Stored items
*****

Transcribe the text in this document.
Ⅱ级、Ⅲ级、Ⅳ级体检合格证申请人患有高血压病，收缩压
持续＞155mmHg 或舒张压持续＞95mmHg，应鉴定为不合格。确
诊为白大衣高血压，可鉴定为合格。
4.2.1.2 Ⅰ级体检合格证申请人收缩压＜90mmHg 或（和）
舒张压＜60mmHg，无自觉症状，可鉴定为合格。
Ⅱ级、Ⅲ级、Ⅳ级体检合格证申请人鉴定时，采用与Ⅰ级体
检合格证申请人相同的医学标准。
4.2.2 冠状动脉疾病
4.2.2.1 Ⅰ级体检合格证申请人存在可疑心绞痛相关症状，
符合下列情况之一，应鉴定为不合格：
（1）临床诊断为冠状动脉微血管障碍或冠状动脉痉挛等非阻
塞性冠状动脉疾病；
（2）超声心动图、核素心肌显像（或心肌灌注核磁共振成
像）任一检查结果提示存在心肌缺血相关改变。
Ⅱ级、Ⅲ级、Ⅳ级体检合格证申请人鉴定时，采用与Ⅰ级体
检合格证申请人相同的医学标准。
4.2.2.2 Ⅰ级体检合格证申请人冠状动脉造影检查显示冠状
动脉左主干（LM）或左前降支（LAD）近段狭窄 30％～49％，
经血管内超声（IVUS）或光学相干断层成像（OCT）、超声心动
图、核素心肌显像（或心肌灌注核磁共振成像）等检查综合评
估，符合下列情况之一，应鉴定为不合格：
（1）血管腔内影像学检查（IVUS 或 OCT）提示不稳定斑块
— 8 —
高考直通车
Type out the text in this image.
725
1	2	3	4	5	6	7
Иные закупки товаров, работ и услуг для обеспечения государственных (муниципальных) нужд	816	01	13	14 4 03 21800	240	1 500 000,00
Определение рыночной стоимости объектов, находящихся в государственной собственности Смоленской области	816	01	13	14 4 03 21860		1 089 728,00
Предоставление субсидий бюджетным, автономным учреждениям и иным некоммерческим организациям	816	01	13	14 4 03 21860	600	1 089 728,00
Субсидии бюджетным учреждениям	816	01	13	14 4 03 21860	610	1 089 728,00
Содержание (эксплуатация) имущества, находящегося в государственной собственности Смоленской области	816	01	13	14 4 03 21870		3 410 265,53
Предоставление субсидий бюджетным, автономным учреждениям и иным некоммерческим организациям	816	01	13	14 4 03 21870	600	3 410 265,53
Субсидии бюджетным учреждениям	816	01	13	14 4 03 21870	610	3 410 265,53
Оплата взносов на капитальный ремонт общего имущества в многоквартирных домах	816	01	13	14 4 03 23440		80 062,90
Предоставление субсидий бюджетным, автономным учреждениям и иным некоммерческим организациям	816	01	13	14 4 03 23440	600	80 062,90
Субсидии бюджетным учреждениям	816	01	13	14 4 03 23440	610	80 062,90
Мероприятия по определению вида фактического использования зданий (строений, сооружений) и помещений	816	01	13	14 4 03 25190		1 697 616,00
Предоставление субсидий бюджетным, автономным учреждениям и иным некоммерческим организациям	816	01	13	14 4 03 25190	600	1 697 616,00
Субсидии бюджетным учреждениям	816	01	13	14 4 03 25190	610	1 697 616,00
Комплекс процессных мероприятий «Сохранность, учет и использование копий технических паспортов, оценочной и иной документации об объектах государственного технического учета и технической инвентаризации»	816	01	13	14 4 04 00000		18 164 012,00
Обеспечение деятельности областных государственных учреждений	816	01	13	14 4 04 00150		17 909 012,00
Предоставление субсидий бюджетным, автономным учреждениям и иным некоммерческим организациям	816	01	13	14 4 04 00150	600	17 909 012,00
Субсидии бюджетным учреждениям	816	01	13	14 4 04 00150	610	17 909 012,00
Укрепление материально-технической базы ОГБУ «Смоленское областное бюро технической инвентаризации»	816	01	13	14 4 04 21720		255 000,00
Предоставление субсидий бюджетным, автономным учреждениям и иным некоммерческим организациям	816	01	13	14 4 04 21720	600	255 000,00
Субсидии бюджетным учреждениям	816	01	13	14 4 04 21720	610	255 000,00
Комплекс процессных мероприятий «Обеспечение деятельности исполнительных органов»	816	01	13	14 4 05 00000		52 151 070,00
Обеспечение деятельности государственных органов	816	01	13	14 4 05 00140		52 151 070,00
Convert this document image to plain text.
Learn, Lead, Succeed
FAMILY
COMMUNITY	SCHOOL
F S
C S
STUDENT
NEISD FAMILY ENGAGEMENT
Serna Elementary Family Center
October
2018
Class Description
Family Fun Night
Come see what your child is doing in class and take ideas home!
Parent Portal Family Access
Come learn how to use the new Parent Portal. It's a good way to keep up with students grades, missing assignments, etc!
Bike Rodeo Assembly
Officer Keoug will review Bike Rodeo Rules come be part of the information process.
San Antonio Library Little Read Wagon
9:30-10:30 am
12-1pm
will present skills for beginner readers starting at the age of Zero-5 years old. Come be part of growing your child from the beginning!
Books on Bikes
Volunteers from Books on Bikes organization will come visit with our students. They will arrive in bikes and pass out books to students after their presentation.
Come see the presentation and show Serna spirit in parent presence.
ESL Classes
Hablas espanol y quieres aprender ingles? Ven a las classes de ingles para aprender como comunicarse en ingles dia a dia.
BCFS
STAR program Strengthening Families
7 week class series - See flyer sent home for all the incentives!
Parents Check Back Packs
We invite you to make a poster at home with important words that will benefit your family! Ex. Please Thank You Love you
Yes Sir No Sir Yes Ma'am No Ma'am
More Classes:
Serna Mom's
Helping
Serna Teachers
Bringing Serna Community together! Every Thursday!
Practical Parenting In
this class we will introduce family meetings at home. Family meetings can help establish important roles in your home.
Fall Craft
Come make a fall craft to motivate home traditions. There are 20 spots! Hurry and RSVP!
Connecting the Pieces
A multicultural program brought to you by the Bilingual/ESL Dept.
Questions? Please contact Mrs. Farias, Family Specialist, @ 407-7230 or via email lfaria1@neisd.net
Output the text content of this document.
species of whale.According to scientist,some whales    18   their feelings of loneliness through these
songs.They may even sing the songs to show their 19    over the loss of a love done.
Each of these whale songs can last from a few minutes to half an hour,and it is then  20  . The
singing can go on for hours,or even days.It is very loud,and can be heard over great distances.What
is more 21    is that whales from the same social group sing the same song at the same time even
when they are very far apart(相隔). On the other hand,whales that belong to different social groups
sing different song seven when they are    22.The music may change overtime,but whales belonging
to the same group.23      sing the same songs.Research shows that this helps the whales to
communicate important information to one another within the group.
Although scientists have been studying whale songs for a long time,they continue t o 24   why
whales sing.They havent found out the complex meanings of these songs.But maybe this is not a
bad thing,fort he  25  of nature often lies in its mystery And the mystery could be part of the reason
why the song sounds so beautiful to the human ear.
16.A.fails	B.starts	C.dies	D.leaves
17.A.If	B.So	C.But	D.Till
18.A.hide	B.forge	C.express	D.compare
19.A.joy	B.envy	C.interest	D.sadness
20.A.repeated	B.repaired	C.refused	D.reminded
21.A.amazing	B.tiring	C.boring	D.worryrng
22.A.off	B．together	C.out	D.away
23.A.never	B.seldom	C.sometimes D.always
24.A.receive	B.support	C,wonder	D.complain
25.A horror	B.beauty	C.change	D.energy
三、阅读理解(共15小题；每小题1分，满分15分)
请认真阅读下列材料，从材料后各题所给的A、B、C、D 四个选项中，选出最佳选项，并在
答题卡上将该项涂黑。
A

*****

[Problem to solve] Copy all data exactly, start to finish.

[Task result]
Transcribe the text in this document.
Ⅱ级、Ⅲ级、Ⅳ级体检合格证申请人患有高血压病，收缩压
持续＞155mmHg 或舒张压持续＞95mmHg，应鉴定为不合格。确
诊为白大衣高血压，可鉴定为合格。
4.2.1.2 Ⅰ级体检合格证申请人收缩压＜90mmHg 或（和）
舒张压＜60mmHg，无自觉症状，可鉴定为合格。
Ⅱ级、Ⅲ级、Ⅳ级体检合格证申请人鉴定时，采用与Ⅰ级体
检合格证申请人相同的医学标准。
4.2.2 冠状动脉疾病
4.2.2.1 Ⅰ级体检合格证申请人存在可疑心绞痛相关症状，
符合下列情况之一，应鉴定为不合格：
（1）临床诊断为冠状动脉微血管障碍或冠状动脉痉挛等非阻
塞性冠状动脉疾病；
（2）超声心动图、核素心肌显像（或心肌灌注核磁共振成
像）任一检查结果提示存在心肌缺血相关改变。
Ⅱ级、Ⅲ级、Ⅳ级体检合格证申请人鉴定时，采用与Ⅰ级体
检合格证申请人相同的医学标准。
4.2.2.2 Ⅰ级体检合格证申请人冠状动脉造影检查显示冠状
动脉左主干（LM）或左前降支（LAD）近段狭窄 30％～49％，
经血管内超声（IVUS）或光学相干断层成像（OCT）、超声心动
图、核素心肌显像（或心肌灌注核磁共振成像）等检查综合评
估，符合下列情况之一，应鉴定为不合格：
（1）血管腔内影像学检查（IVUS 或 OCT）提示不稳定斑块
— 8 —
高考直通车
Type out the text in this image.
725
1	2	3	4	5	6	7
Иные закупки товаров, работ и услуг для обеспечения государственных (муниципальных) нужд	816	01	13	14 4 03 21800	240	1 500 000,00
Определение рыночной стоимости объектов, находящихся в государственной собственности Смоленской области	816	01	13	14 4 03 21860		1 089 728,00
Предоставление субсидий бюджетным, автономным учреждениям и иным некоммерческим организациям	816	01	13	14 4 03 21860	600	1 089 728,00
Субсидии бюджетным учреждениям	816	01	13	14 4 03 21860	610	1 089 728,00
Содержание (эксплуатация) имущества, находящегося в государственной собственности Смоленской области	816	01	13	14 4 03 21870		3 410 265,53
Предоставление субсидий бюджетным, автономным учреждениям и иным некоммерческим организациям	816	01	13	14 4 03 21870	600	3 410 265,53
Субсидии бюджетным учреждениям	816	01	13	14 4 03 21870	610	3 410 265,53
Оплата взносов на капитальный ремонт общего имущества в многоквартирных домах	816	01	13	14 4 03 23440		80 062,90
Предоставление субсидий бюджетным, автономным учреждениям и иным некоммерческим организациям	816	01	13	14 4 03 23440	600	80 062,90
Субсидии бюджетным учреждениям	816	01	13	14 4 03 23440	610	80 062,90
Мероприятия по определению вида фактического использования зданий (строений, сооружений) и помещений	816	01	13	14 4 03 25190		1 697 616,00
Предоставление субсидий бюджетным, автономным учреждениям и иным некоммерческим организациям	816	01	13	14 4 03 25190	600	1 697 616,00
Субсидии бюджетным учреждениям	816	01	13	14 4 03 25190	610	1 697 616,00
Комплекс процессных мероприятий «Сохранность, учет и использование копий технических паспортов, оценочной и иной документации об объектах государственного технического учета и технической инвентаризации»	816	01	13	14 4 04 00000		18 164 012,00
Обеспечение деятельности областных государственных учреждений	816	01	13	14 4 04 00150		17 909 012,00
Предоставление субсидий бюджетным, автономным учреждениям и иным некоммерческим организациям	816	01	13	14 4 04 00150	600	17 909 012,00
Субсидии бюджетным учреждениям	816	01	13	14 4 04 00150	610	17 909 012,00
Укрепление материально-технической базы ОГБУ «Смоленское областное бюро технической инвентаризации»	816	01	13	14 4 04 21720		255 000,00
Предоставление субсидий бюджетным, автономным учреждениям и иным некоммерческим организациям	816	01	13	14 4 04 21720	600	255 000,00
Субсидии бюджетным учреждениям	816	01	13	14 4 04 21720	610	255 000,00
Комплекс процессных мероприятий «Обеспечение деятельности исполнительных органов»	816	01	13	14 4 05 00000		52 151 070,00
Обеспечение деятельности государственных органов	816	01	13	14 4 05 00140		52 151 070,00
Convert this document image to plain text.
Learn, Lead, Succeed
FAMILY
COMMUNITY	SCHOOL
F S
C S
STUDENT
NEISD FAMILY ENGAGEMENT
Serna Elementary Family Center
October
2018
Class Description
Family Fun Night
Come see what your child is doing in class and take ideas home!
Parent Portal Family Access
Come learn how to use the new Parent Portal. It's a good way to keep up with students grades, missing assignments, etc!
Bike Rodeo Assembly
Officer Keoug will review Bike Rodeo Rules come be part of the information process.
San Antonio Library Little Read Wagon
9:30-10:30 am
12-1pm
will present skills for beginner readers starting at the age of Zero-5 years old. Come be part of growing your child from the beginning!
Books on Bikes
Volunteers from Books on Bikes organization will come visit with our students. They will arrive in bikes and pass out books to students after their presentation.
Come see the presentation and show Serna spirit in parent presence.
ESL Classes
Hablas espanol y quieres aprender ingles? Ven a las classes de ingles para aprender como comunicarse en ingles dia a dia.
BCFS
STAR program Strengthening Families
7 week class series - See flyer sent home for all the incentives!
Parents Check Back Packs
We invite you to make a poster at home with important words that will benefit your family! Ex. Please Thank You Love you
Yes Sir No Sir Yes Ma'am No Ma'am
More Classes:
Serna Mom's
Helping
Serna Teachers
Bringing Serna Community together! Every Thursday!
Practical Parenting In
this class we will introduce family meetings at home. Family meetings can help establish important roles in your home.
Fall Craft
Come make a fall craft to motivate home traditions. There are 20 spots! Hurry and RSVP!
Connecting the Pieces
A multicultural program brought to you by the Bilingual/ESL Dept.
Questions? Please contact Mrs. Farias, Family Specialist, @ 407-7230 or via email lfaria1@neisd.net
Output the text content of this document.
species of whale.According to scientist,some whales    18   their feelings of loneliness through these
songs.They may even sing the songs to show their 19    over the loss of a love done.
Each of these whale songs can last from a few minutes to half an hour,and it is then  20  . The
singing can go on for hours,or even days.It is very loud,and can be heard over great distances.What
is more 21    is that whales from the same social group sing the same song at the same time even
when they are very far apart(相隔). On the other hand,whales that belong to different social groups
sing different song seven when they are    22.The music may change overtime,but whales belonging
to the same group.23      sing the same songs.Research shows that this helps the whales to
communicate important information to one another within the group.
Although scientists have been studying whale songs for a long time,they continue t o 24   why
whales sing.They havent found out the complex meanings of these songs.But maybe this is not a
bad thing,fort he  25  of nature often lies in its mystery And the mystery could be part of the reason
why the song sounds so beautiful to the human ear.
16.A.fails	B.starts	C.dies	D.leaves
17.A.If	B.So	C.But	D.Till
18.A.hide	B.forge	C.express	D.compare
19.A.joy	B.envy	C.interest	D.sadness
20.A.repeated	B.repaired	C.refused	D.reminded
21.A.amazing	B.tiring	C.boring	D.worryrng
22.A.off	B．together	C.out	D.away
23.A.never	B.seldom	C.sometimes D.always
24.A.receive	B.support	C,wonder	D.complain
25.A horror	B.beauty	C.change	D.energy
三、阅读理解(共15小题；每小题1分，满分15分)
请认真阅读下列材料，从材料后各题所给的A、B、C、D 四个选项中，选出最佳选项，并在
答题卡上将该项涂黑。
A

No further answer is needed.